## SHORT TASK
Skip every image and restate the data word for word.

## EXCERPTED RECORDS
···

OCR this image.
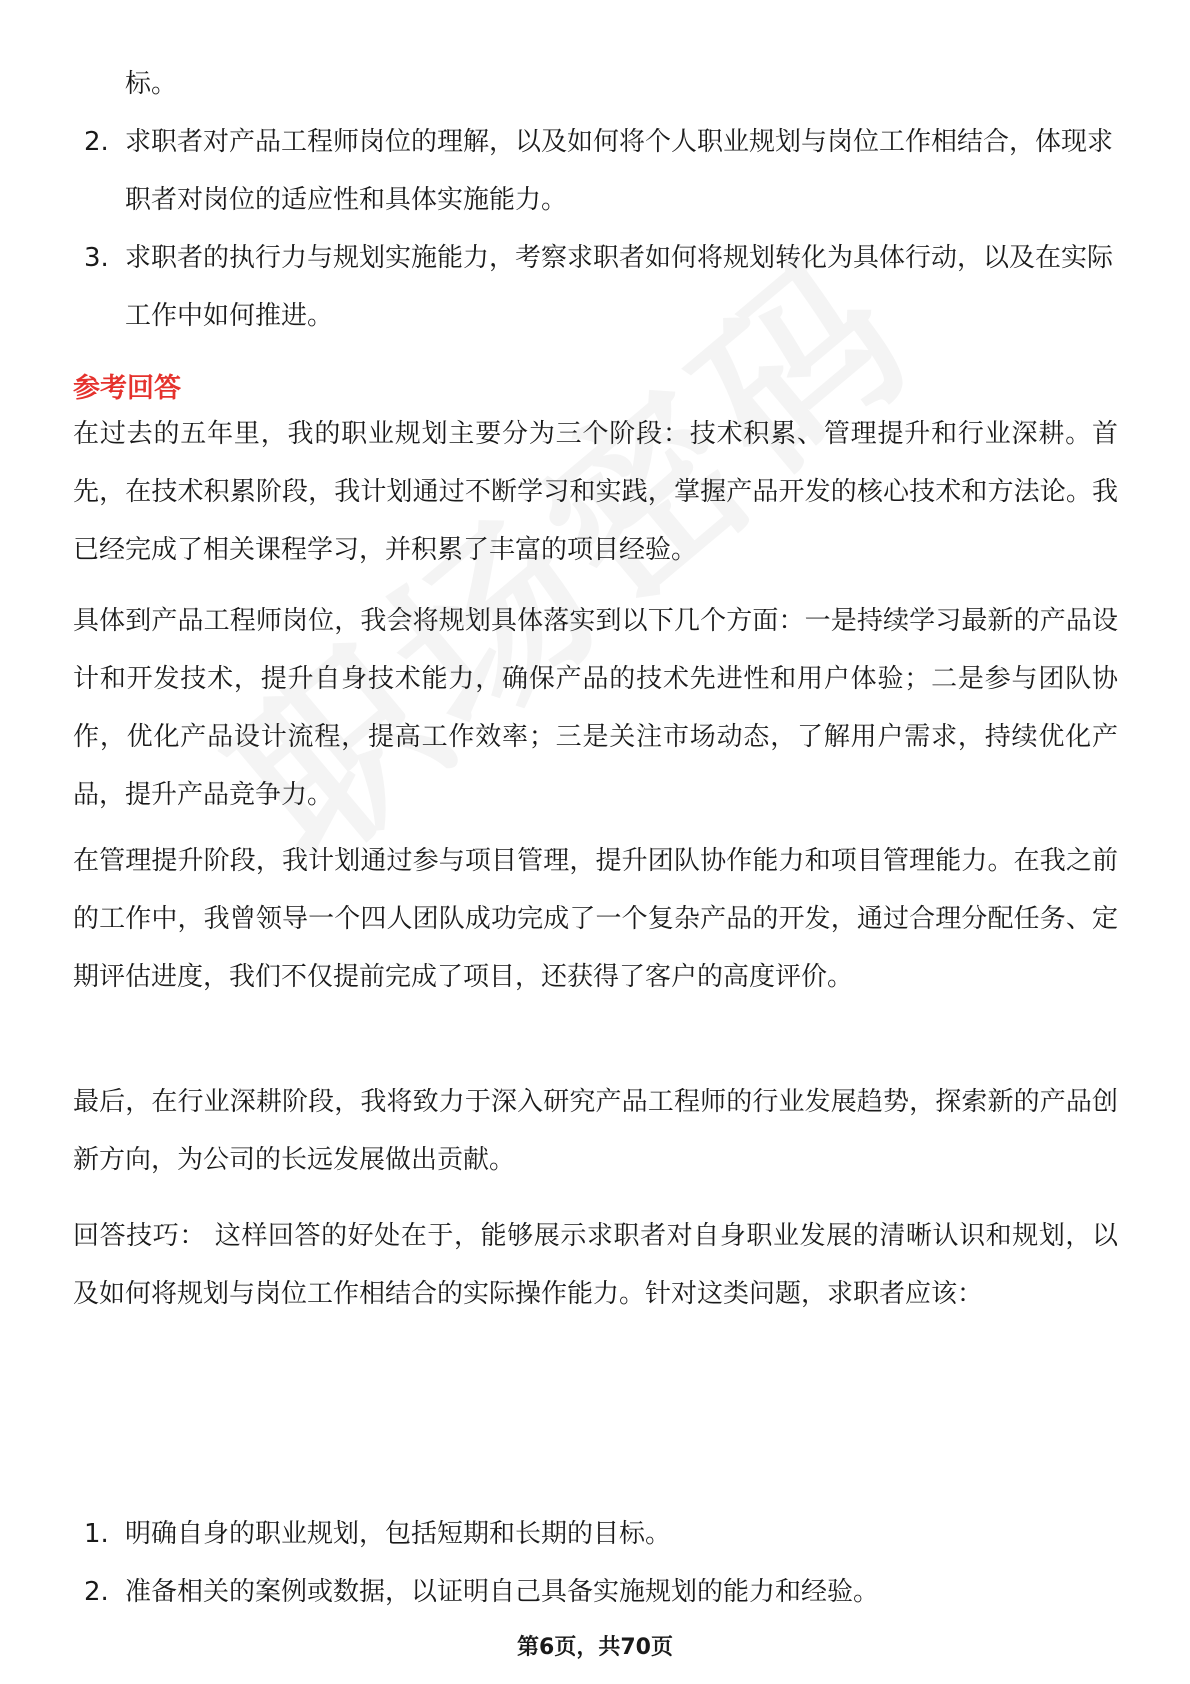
标。
2. 求职者对产品工程师岗位的理解，以及如何将个人职业规划与岗位工作相结合，体现求职者对岗位的适应性和具体实施能力。
3. 求职者的执行力与规划实施能力，考察求职者如何将规划转化为具体行动，以及在实际工作中如何推进。
参考回答

在过去的五年里，我的职业规划主要分为三个阶段：技术积累、管理提升和行业深耕。首先，在技术积累阶段，我计划通过不断学习和实践，掌握产品开发的核心技术和方法论。我已经完成了相关课程学习，并积累了丰富的项目经验。

具体到产品工程师岗位，我会将规划具体落实到以下几个方面：一是持续学习最新的产品设计和开发技术，提升自身技术能力，确保产品的技术先进性和用户体验；二是参与团队协作，优化产品设计流程，提高工作效率；三是关注市场动态，了解用户需求，持续优化产品，提升产品竞争力。

在管理提升阶段，我计划通过参与项目管理，提升团队协作能力和项目管理能力。在我之前的工作中，我曾领导一个四人团队成功完成了一个复杂产品的开发，通过合理分配任务、定期评估进度，我们不仅提前完成了项目，还获得了客户的高度评价。

最后，在行业深耕阶段，我将致力于深入研究产品工程师的行业发展趋势，探索新的产品创新方向，为公司的长远发展做出贡献。

回答技巧： 这样回答的好处在于，能够展示求职者对自身职业发展的清晰认识和规划，以及如何将规划与岗位工作相结合的实际操作能力。针对这类问题，求职者应该：

1. 明确自身的职业规划，包括短期和长期的目标。
2. 准备相关的案例或数据，以证明自己具备实施规划的能力和经验。
第6页，共70页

···

## THE REPLY
OCR this image.
标。
2. 求职者对产品工程师岗位的理解，以及如何将个人职业规划与岗位工作相结合，体现求职者对岗位的适应性和具体实施能力。
3. 求职者的执行力与规划实施能力，考察求职者如何将规划转化为具体行动，以及在实际工作中如何推进。
参考回答

在过去的五年里，我的职业规划主要分为三个阶段：技术积累、管理提升和行业深耕。首先，在技术积累阶段，我计划通过不断学习和实践，掌握产品开发的核心技术和方法论。我已经完成了相关课程学习，并积累了丰富的项目经验。

具体到产品工程师岗位，我会将规划具体落实到以下几个方面：一是持续学习最新的产品设计和开发技术，提升自身技术能力，确保产品的技术先进性和用户体验；二是参与团队协作，优化产品设计流程，提高工作效率；三是关注市场动态，了解用户需求，持续优化产品，提升产品竞争力。

在管理提升阶段，我计划通过参与项目管理，提升团队协作能力和项目管理能力。在我之前的工作中，我曾领导一个四人团队成功完成了一个复杂产品的开发，通过合理分配任务、定期评估进度，我们不仅提前完成了项目，还获得了客户的高度评价。

最后，在行业深耕阶段，我将致力于深入研究产品工程师的行业发展趋势，探索新的产品创新方向，为公司的长远发展做出贡献。

回答技巧： 这样回答的好处在于，能够展示求职者对自身职业发展的清晰认识和规划，以及如何将规划与岗位工作相结合的实际操作能力。针对这类问题，求职者应该：

1. 明确自身的职业规划，包括短期和长期的目标。
2. 准备相关的案例或数据，以证明自己具备实施规划的能力和经验。
第6页，共70页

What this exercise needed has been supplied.